**Goal**
Collect every line that includes the string "METROPOLITANA".
** START The data **
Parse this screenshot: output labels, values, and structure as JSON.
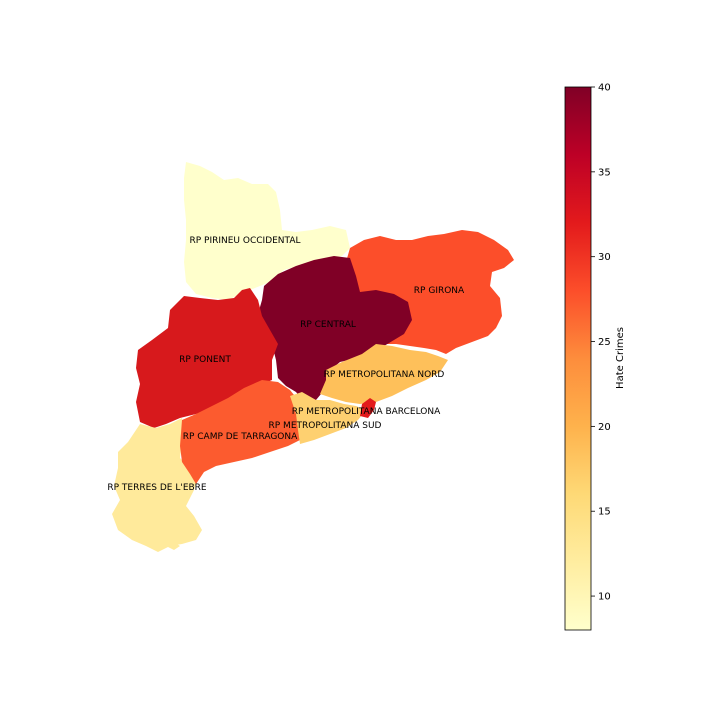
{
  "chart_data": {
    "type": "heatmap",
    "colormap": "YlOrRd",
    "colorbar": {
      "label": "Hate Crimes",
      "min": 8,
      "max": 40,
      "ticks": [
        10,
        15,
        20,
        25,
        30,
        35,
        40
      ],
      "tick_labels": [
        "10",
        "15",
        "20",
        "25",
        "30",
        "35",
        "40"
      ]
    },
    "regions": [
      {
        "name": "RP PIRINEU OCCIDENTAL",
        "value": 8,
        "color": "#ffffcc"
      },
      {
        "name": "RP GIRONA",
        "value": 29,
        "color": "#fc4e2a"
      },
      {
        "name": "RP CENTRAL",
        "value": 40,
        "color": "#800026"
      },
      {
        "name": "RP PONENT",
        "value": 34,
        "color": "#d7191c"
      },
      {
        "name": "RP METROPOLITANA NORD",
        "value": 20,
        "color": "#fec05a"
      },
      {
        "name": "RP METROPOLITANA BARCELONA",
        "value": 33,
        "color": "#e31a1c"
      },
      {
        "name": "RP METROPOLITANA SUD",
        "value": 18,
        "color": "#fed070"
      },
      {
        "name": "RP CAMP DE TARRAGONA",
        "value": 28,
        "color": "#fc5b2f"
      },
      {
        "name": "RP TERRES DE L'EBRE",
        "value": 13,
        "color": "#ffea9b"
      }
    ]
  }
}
** END The data **
**Exercise result**
        "name": "RP METROPOLITANA NORD",
        "name": "RP METROPOLITANA BARCELONA",
        "name": "RP METROPOLITANA SUD",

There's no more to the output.